Stored records:
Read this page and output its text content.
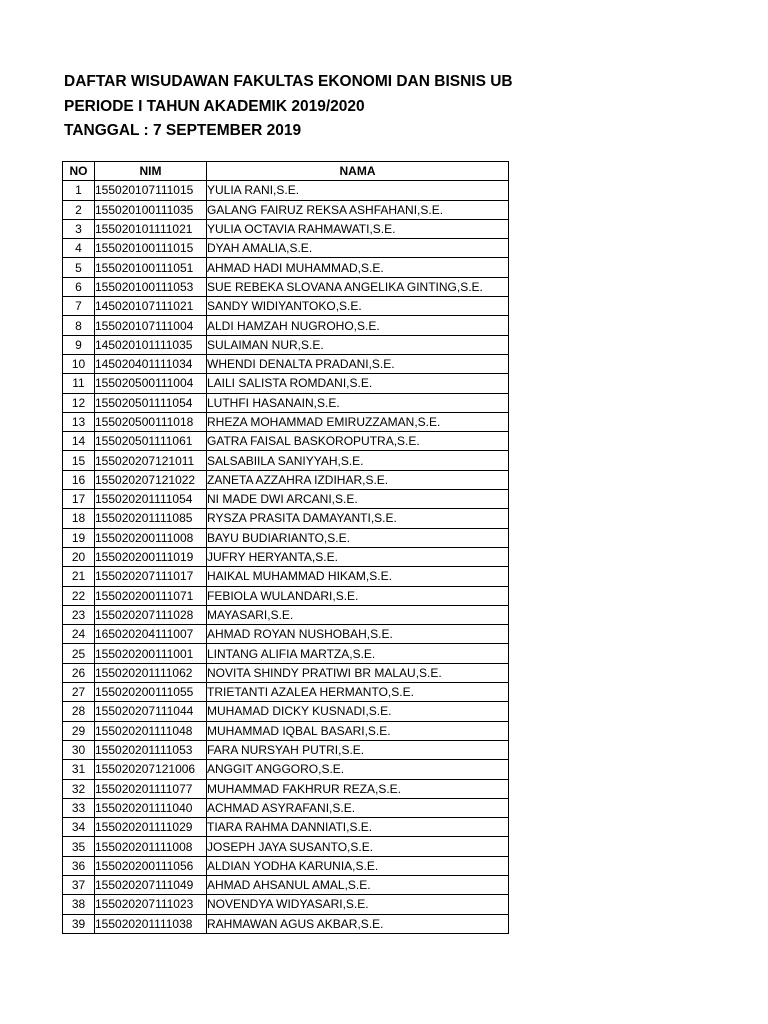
DAFTAR WISUDAWAN FAKULTAS EKONOMI DAN BISNIS UB
PERIODE I TAHUN AKADEMIK 2019/2020
TANGGAL : 7 SEPTEMBER 2019
NO	NIM	NAMA
1	155020107111015	YULIA RANI,S.E.
2	155020100111035	GALANG FAIRUZ REKSA ASHFAHANI,S.E.
3	155020101111021	YULIA OCTAVIA RAHMAWATI,S.E.
4	155020100111015	DYAH AMALIA,S.E.
5	155020100111051	AHMAD HADI MUHAMMAD,S.E.
6	155020100111053	SUE REBEKA SLOVANA ANGELIKA GINTING,S.E.
7	145020107111021	SANDY WIDIYANTOKO,S.E.
8	155020107111004	ALDI HAMZAH NUGROHO,S.E.
9	145020101111035	SULAIMAN NUR,S.E.
10	145020401111034	WHENDI DENALTA PRADANI,S.E.
11	155020500111004	LAILI SALISTA ROMDANI,S.E.
12	155020501111054	LUTHFI HASANAIN,S.E.
13	155020500111018	RHEZA MOHAMMAD EMIRUZZAMAN,S.E.
14	155020501111061	GATRA FAISAL BASKOROPUTRA,S.E.
15	155020207121011	SALSABIILA SANIYYAH,S.E.
16	155020207121022	ZANETA AZZAHRA IZDIHAR,S.E.
17	155020201111054	NI MADE DWI ARCANI,S.E.
18	155020201111085	RYSZA PRASITA DAMAYANTI,S.E.
19	155020200111008	BAYU BUDIARIANTO,S.E.
20	155020200111019	JUFRY HERYANTA,S.E.
21	155020207111017	HAIKAL MUHAMMAD HIKAM,S.E.
22	155020200111071	FEBIOLA WULANDARI,S.E.
23	155020207111028	MAYASARI,S.E.
24	165020204111007	AHMAD ROYAN NUSHOBAH,S.E.
25	155020200111001	LINTANG ALIFIA MARTZA,S.E.
26	155020201111062	NOVITA SHINDY PRATIWI BR MALAU,S.E.
27	155020200111055	TRIETANTI AZALEA HERMANTO,S.E.
28	155020207111044	MUHAMAD DICKY KUSNADI,S.E.
29	155020201111048	MUHAMMAD IQBAL BASARI,S.E.
30	155020201111053	FARA NURSYAH PUTRI,S.E.
31	155020207121006	ANGGIT ANGGORO,S.E.
32	155020201111077	MUHAMMAD FAKHRUR REZA,S.E.
33	155020201111040	ACHMAD ASYRAFANI,S.E.
34	155020201111029	TIARA RAHMA DANNIATI,S.E.
35	155020201111008	JOSEPH JAYA SUSANTO,S.E.
36	155020200111056	ALDIAN YODHA KARUNIA,S.E.
37	155020207111049	AHMAD AHSANUL AMAL,S.E.
38	155020207111023	NOVENDYA WIDYASARI,S.E.
39	155020201111038	RAHMAWAN AGUS AKBAR,S.E.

### Written problem
Print the complete listing exactly as it stands, without its pictures.

### Output for this exercise
Read this page and output its text content.
DAFTAR WISUDAWAN FAKULTAS EKONOMI DAN BISNIS UB
PERIODE I TAHUN AKADEMIK 2019/2020
TANGGAL : 7 SEPTEMBER 2019
NO	NIM	NAMA
1	155020107111015	YULIA RANI,S.E.
2	155020100111035	GALANG FAIRUZ REKSA ASHFAHANI,S.E.
3	155020101111021	YULIA OCTAVIA RAHMAWATI,S.E.
4	155020100111015	DYAH AMALIA,S.E.
5	155020100111051	AHMAD HADI MUHAMMAD,S.E.
6	155020100111053	SUE REBEKA SLOVANA ANGELIKA GINTING,S.E.
7	145020107111021	SANDY WIDIYANTOKO,S.E.
8	155020107111004	ALDI HAMZAH NUGROHO,S.E.
9	145020101111035	SULAIMAN NUR,S.E.
10	145020401111034	WHENDI DENALTA PRADANI,S.E.
11	155020500111004	LAILI SALISTA ROMDANI,S.E.
12	155020501111054	LUTHFI HASANAIN,S.E.
13	155020500111018	RHEZA MOHAMMAD EMIRUZZAMAN,S.E.
14	155020501111061	GATRA FAISAL BASKOROPUTRA,S.E.
15	155020207121011	SALSABIILA SANIYYAH,S.E.
16	155020207121022	ZANETA AZZAHRA IZDIHAR,S.E.
17	155020201111054	NI MADE DWI ARCANI,S.E.
18	155020201111085	RYSZA PRASITA DAMAYANTI,S.E.
19	155020200111008	BAYU BUDIARIANTO,S.E.
20	155020200111019	JUFRY HERYANTA,S.E.
21	155020207111017	HAIKAL MUHAMMAD HIKAM,S.E.
22	155020200111071	FEBIOLA WULANDARI,S.E.
23	155020207111028	MAYASARI,S.E.
24	165020204111007	AHMAD ROYAN NUSHOBAH,S.E.
25	155020200111001	LINTANG ALIFIA MARTZA,S.E.
26	155020201111062	NOVITA SHINDY PRATIWI BR MALAU,S.E.
27	155020200111055	TRIETANTI AZALEA HERMANTO,S.E.
28	155020207111044	MUHAMAD DICKY KUSNADI,S.E.
29	155020201111048	MUHAMMAD IQBAL BASARI,S.E.
30	155020201111053	FARA NURSYAH PUTRI,S.E.
31	155020207121006	ANGGIT ANGGORO,S.E.
32	155020201111077	MUHAMMAD FAKHRUR REZA,S.E.
33	155020201111040	ACHMAD ASYRAFANI,S.E.
34	155020201111029	TIARA RAHMA DANNIATI,S.E.
35	155020201111008	JOSEPH JAYA SUSANTO,S.E.
36	155020200111056	ALDIAN YODHA KARUNIA,S.E.
37	155020207111049	AHMAD AHSANUL AMAL,S.E.
38	155020207111023	NOVENDYA WIDYASARI,S.E.
39	155020201111038	RAHMAWAN AGUS AKBAR,S.E.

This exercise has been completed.